#### [Aim]
Find the word "text" in the listing; pull out each line holding it.

(Dataset excerpt)
======

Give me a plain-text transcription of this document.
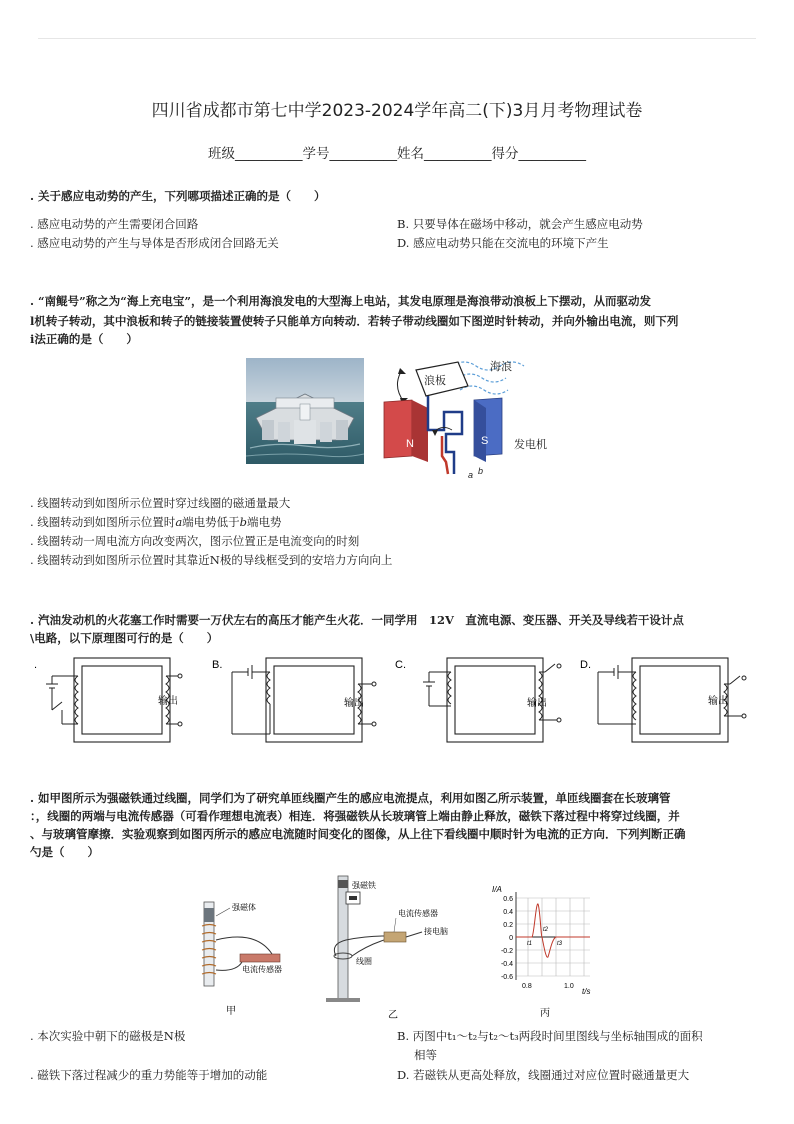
四川省成都市第七中学2023-2024学年高二(下)3月月考物理试卷
班级__________学号__________姓名__________得分__________
. 关于感应电动势的产生，下列哪项描述正确的是（　　）
. 感应电动势的产生需要闭合回路	B. 只要导体在磁场中移动，就会产生感应电动势
. 感应电动势的产生与导体是否形成闭合回路无关	D. 感应电动势只能在交流电的环境下产生
. “南鲲号”称之为“海上充电宝”，是一个利用海浪发电的大型海上电站，其发电原理是海浪带动浪板上下摆动，从而驱动发
l机转子转动，其中浪板和转子的链接装置使转子只能单方向转动．若转子带动线圈如下图逆时针转动，并向外输出电流，则下列
i法正确的是（　　）
海浪
浪板
N	S
a b
发电机
. 线圈转动到如图所示位置时穿过线圈的磁通量最大
. 线圈转动到如图所示位置时a端电势低于b端电势
. 线圈转动一周电流方向改变两次，图示位置正是电流变向的时刻
. 线圈转动到如图所示位置时其靠近N极的导线框受到的安培力方向向上
. 汽油发动机的火花塞工作时需要一万伏左右的高压才能产生火花．一同学用　12V　直流电源、变压器、开关及导线若干设计点
\电路，以下原理图可行的是（　　）
.
输出
B.
输出
C.
输出
D.
输出
. 如甲图所示为强磁铁通过线圈，同学们为了研究单匝线圈产生的感应电流提点，利用如图乙所示装置，单匝线圈套在长玻璃管
：，线圈的两端与电流传感器（可看作理想电流表）相连．将强磁铁从长玻璃管上端由静止释放，磁铁下落过程中将穿过线圈，并
、与玻璃管摩擦．实验观察到如图丙所示的感应电流随时间变化的图像，从上往下看线圈中顺时针为电流的正方向．下列判断正确
勺是（　　）
强磁体
电流传感器
甲
强磁铁
电流传感器
接电脑
线圈
乙
0.6
0.4
0.2
0
-0.2
-0.4
-0.6
0.8	1.0
t1
t2
t3
I/A
t/s
丙
. 本次实验中朝下的磁极是N极	B. 丙图中t₁～t₂与t₂～t₃两段时间里图线与坐标轴围成的面积
相等
. 磁铁下落过程减少的重力势能等于增加的动能	D. 若磁铁从更高处释放，线圈通过对应位置时磁通量更大
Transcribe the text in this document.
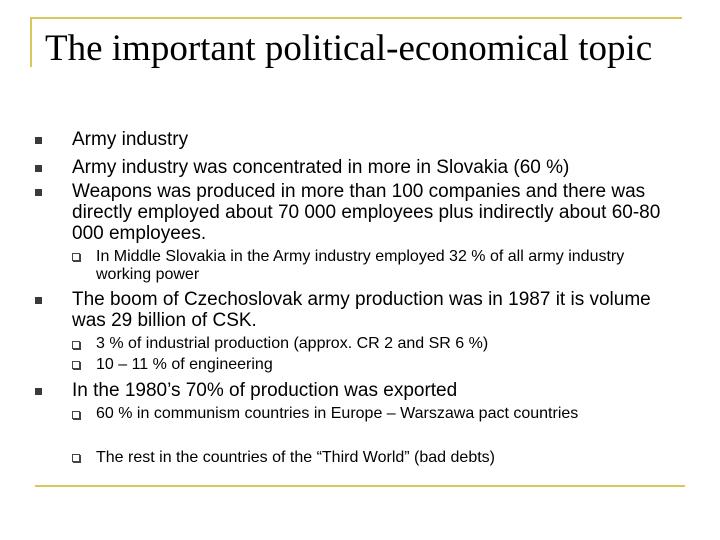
The important political-economical topic
Army industry
Army industry was concentrated in more in Slovakia (60 %)
Weapons was produced in more than 100 companies and there was directly employed about 70 000 employees plus indirectly about 60-80 000 employees.
In Middle Slovakia in the Army industry employed 32 % of all army industry working power
The boom of Czechoslovak army production was in 1987 it is volume was 29 billion of CSK.
3 % of industrial production (approx. CR 2 and SR 6 %)
10 – 11 % of engineering
In the 1980’s 70% of production was exported
60 % in communism countries in Europe – Warszawa pact countries
The rest in the countries of the “Third World” (bad debts)
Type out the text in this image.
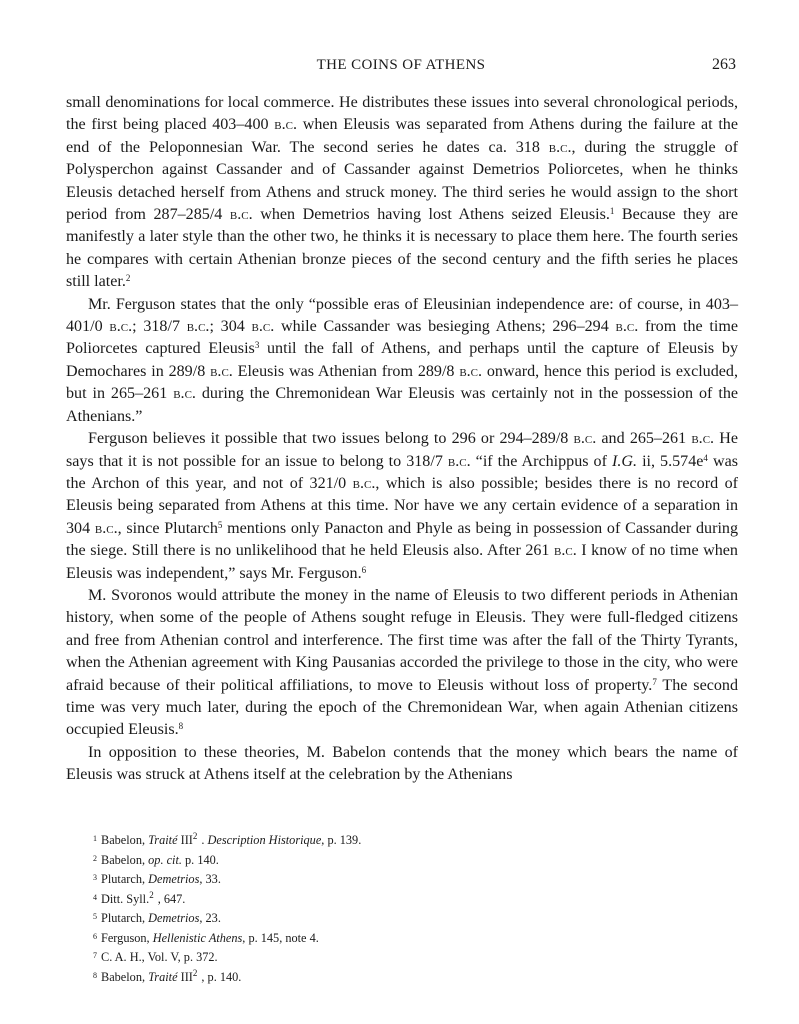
THE COINS OF ATHENS	263

small denominations for local commerce. He distributes these issues into several chronological periods, the first being placed 403–400 b.c. when Eleusis was separated from Athens during the failure at the end of the Peloponnesian War. The second series he dates ca. 318 b.c., during the struggle of Polysperchon against Cassander and of Cassander against Demetrios Poliorcetes, when he thinks Eleusis detached herself from Athens and struck money. The third series he would assign to the short period from 287–285/4 b.c. when Demetrios having lost Athens seized Eleusis.$^1$ Because they are manifestly a later style than the other two, he thinks it is necessary to place them here. The fourth series he compares with certain Athenian bronze pieces of the second century and the fifth series he places still later.$^2$

Mr. Ferguson states that the only “possible eras of Eleusinian independence are: of course, in 403–401/0 b.c.; 318/7 b.c.; 304 b.c. while Cassander was besieging Athens; 296–294 b.c. from the time Poliorcetes captured Eleusis$^3$ until the fall of Athens, and perhaps until the capture of Eleusis by Demochares in 289/8 b.c. Eleusis was Athenian from 289/8 b.c. onward, hence this period is excluded, but in 265–261 b.c. during the Chremonidean War Eleusis was certainly not in the possession of the Athenians.”

Ferguson believes it possible that two issues belong to 296 or 294–289/8 b.c. and 265–261 b.c. He says that it is not possible for an issue to belong to 318/7 b.c. “if the Archippus of I.G. ii, 5.574e$^4$ was the Archon of this year, and not of 321/0 b.c., which is also possible; besides there is no record of Eleusis being separated from Athens at this time. Nor have we any certain evidence of a separation in 304 b.c., since Plutarch$^5$ mentions only Panacton and Phyle as being in possession of Cassander during the siege. Still there is no unlikelihood that he held Eleusis also. After 261 b.c. I know of no time when Eleusis was independent,” says Mr. Ferguson.$^6$

M. Svoronos would attribute the money in the name of Eleusis to two different periods in Athenian history, when some of the people of Athens sought refuge in Eleusis. They were full-fledged citizens and free from Athenian control and interference. The first time was after the fall of the Thirty Tyrants, when the Athenian agreement with King Pausanias accorded the privilege to those in the city, who were afraid because of their political affiliations, to move to Eleusis without loss of property.$^7$ The second time was very much later, during the epoch of the Chremonidean War, when again Athenian citizens occupied Eleusis.$^8$

In opposition to these theories, M. Babelon contends that the money which bears the name of Eleusis was struck at Athens itself at the celebration by the Athenians

$^1$ Babelon, Traité III$^2$ . Description Historique, p. 139.
$^2$ Babelon, op. cit. p. 140.
$^3$ Plutarch, Demetrios, 33.
$^4$ Ditt. Syll.$^2$ , 647.
$^5$ Plutarch, Demetrios, 23.
$^6$ Ferguson, Hellenistic Athens, p. 145, note 4.
$^7$ C. A. H., Vol. V, p. 372.
$^8$ Babelon, Traité III$^2$ , p. 140.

======

#### [Solved problem]
Give me a plain-text transcription of this document.
Transcribe the text in this document.
Type out the text in this image.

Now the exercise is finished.